» **RECORDED DATA**
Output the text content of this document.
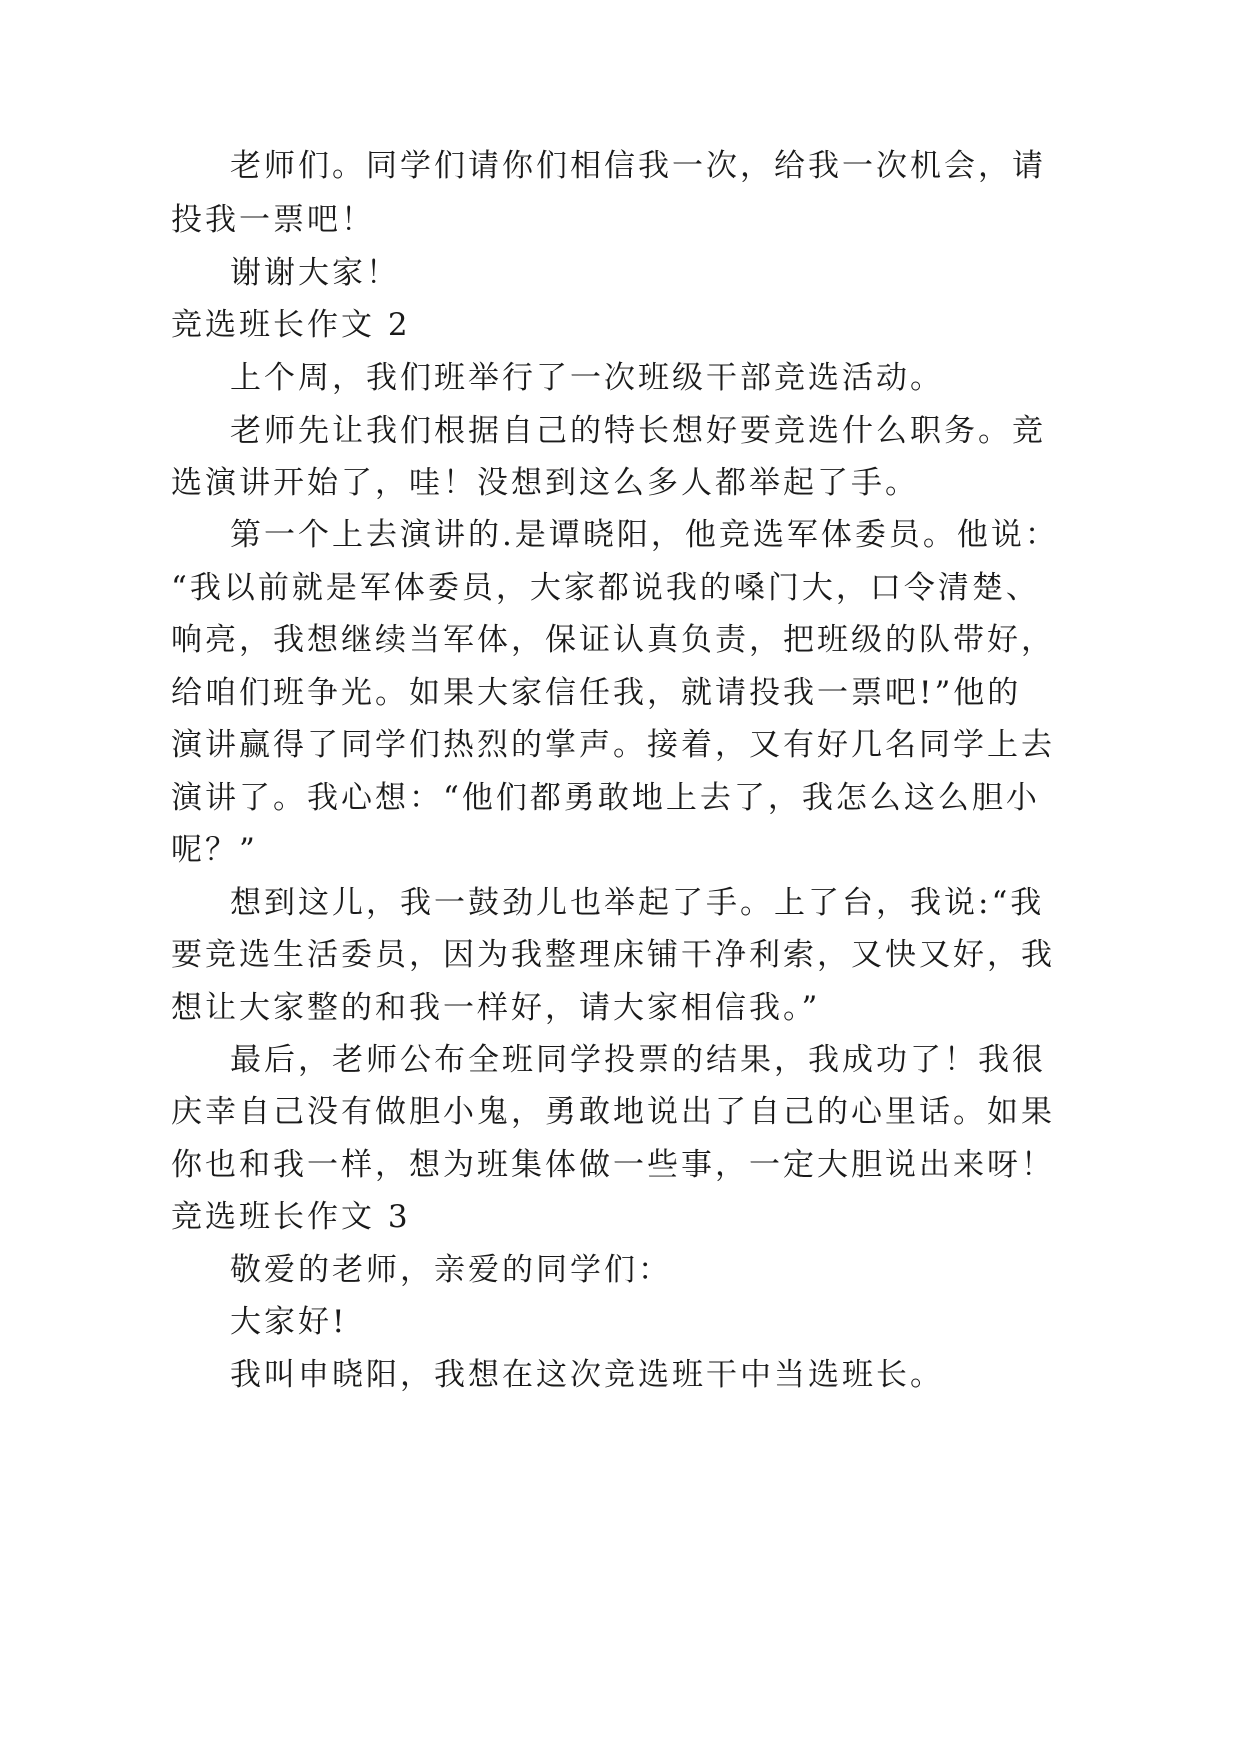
老师们。同学们请你们相信我一次，给我一次机会，请
投我一票吧！
谢谢大家！
竞选班长作文 2
上个周，我们班举行了一次班级干部竞选活动。
老师先让我们根据自己的特长想好要竞选什么职务。竞
选演讲开始了，哇！没想到这么多人都举起了手。
第一个上去演讲的.是谭晓阳，他竞选军体委员。他说：
“我以前就是军体委员，大家都说我的嗓门大，口令清楚、
响亮，我想继续当军体，保证认真负责，把班级的队带好，
给咱们班争光。如果大家信任我，就请投我一票吧!”他的
演讲赢得了同学们热烈的掌声。接着，又有好几名同学上去
演讲了。我心想：“他们都勇敢地上去了，我怎么这么胆小
呢？”
想到这儿，我一鼓劲儿也举起了手。上了台，我说:“我
要竞选生活委员，因为我整理床铺干净利索，又快又好，我
想让大家整的和我一样好，请大家相信我。”
最后，老师公布全班同学投票的结果，我成功了！我很
庆幸自己没有做胆小鬼，勇敢地说出了自己的心里话。如果
你也和我一样，想为班集体做一些事，一定大胆说出来呀！
竞选班长作文 3
敬爱的老师，亲爱的同学们：
大家好!
我叫申晓阳，我想在这次竞选班干中当选班长。
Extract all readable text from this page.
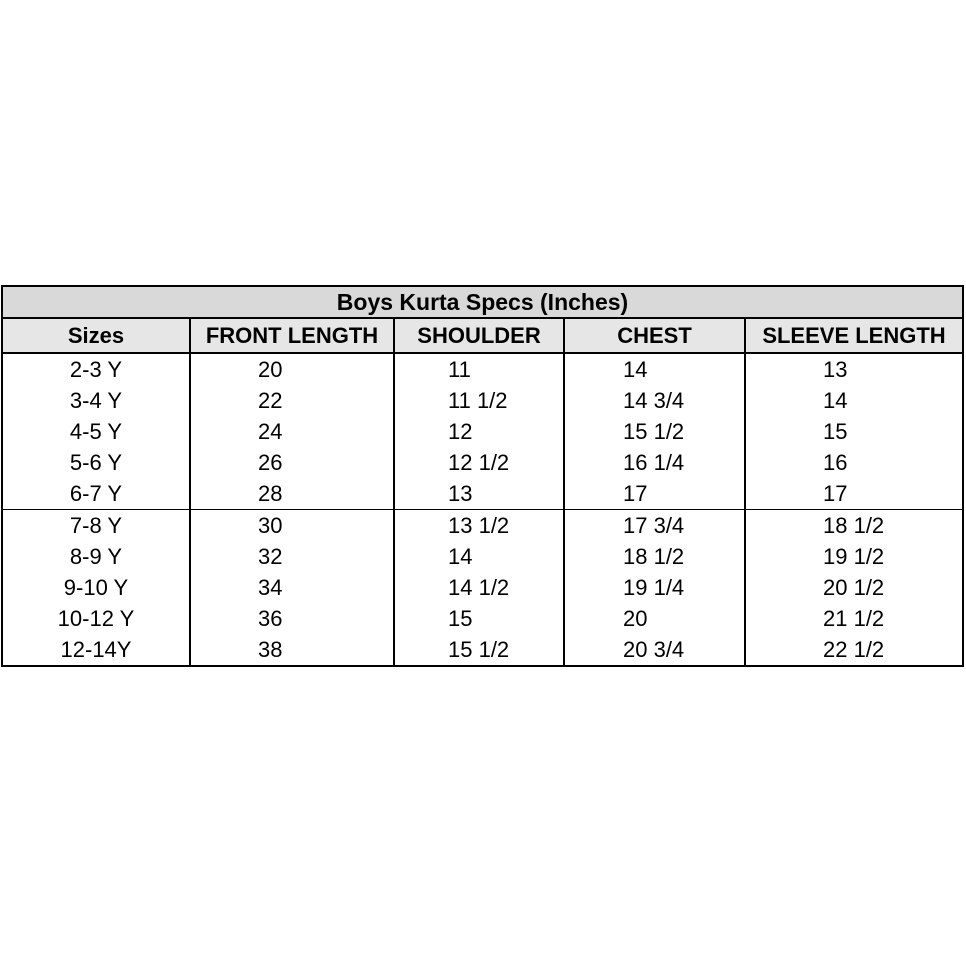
Boys Kurta Specs (Inches)
Sizes	FRONT LENGTH	SHOULDER	CHEST	SLEEVE LENGTH
2-3 Y	20	11	14	13
3-4 Y	22	11 1/2	14 3/4	14
4-5 Y	24	12	15 1/2	15
5-6 Y	26	12 1/2	16 1/4	16
6-7 Y	28	13	17	17
7-8 Y	30	13 1/2	17 3/4	18 1/2
8-9 Y	32	14	18 1/2	19 1/2
9-10 Y	34	14 1/2	19 1/4	20 1/2
10-12 Y	36	15	20	21 1/2
12-14Y	38	15 1/2	20 3/4	22 1/2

» **EXERCISE**
Quote the data above in full and without alteration; skip the pictures.

» **SOLVED PROBLEM**
Output the text content of this document.
老师们。同学们请你们相信我一次，给我一次机会，请
投我一票吧！
谢谢大家！
竞选班长作文 2
上个周，我们班举行了一次班级干部竞选活动。
老师先让我们根据自己的特长想好要竞选什么职务。竞
选演讲开始了，哇！没想到这么多人都举起了手。
第一个上去演讲的.是谭晓阳，他竞选军体委员。他说：
“我以前就是军体委员，大家都说我的嗓门大，口令清楚、
响亮，我想继续当军体，保证认真负责，把班级的队带好，
给咱们班争光。如果大家信任我，就请投我一票吧!”他的
演讲赢得了同学们热烈的掌声。接着，又有好几名同学上去
演讲了。我心想：“他们都勇敢地上去了，我怎么这么胆小
呢？”
想到这儿，我一鼓劲儿也举起了手。上了台，我说:“我
要竞选生活委员，因为我整理床铺干净利索，又快又好，我
想让大家整的和我一样好，请大家相信我。”
最后，老师公布全班同学投票的结果，我成功了！我很
庆幸自己没有做胆小鬼，勇敢地说出了自己的心里话。如果
你也和我一样，想为班集体做一些事，一定大胆说出来呀！
竞选班长作文 3
敬爱的老师，亲爱的同学们：
大家好!
我叫申晓阳，我想在这次竞选班干中当选班长。
Extract all readable text from this page.
Boys Kurta Specs (Inches)
Sizes	FRONT LENGTH	SHOULDER	CHEST	SLEEVE LENGTH
2-3 Y	20	11	14	13
3-4 Y	22	11 1/2	14 3/4	14
4-5 Y	24	12	15 1/2	15
5-6 Y	26	12 1/2	16 1/4	16
6-7 Y	28	13	17	17
7-8 Y	30	13 1/2	17 3/4	18 1/2
8-9 Y	32	14	18 1/2	19 1/2
9-10 Y	34	14 1/2	19 1/4	20 1/2
10-12 Y	36	15	20	21 1/2
12-14Y	38	15 1/2	20 3/4	22 1/2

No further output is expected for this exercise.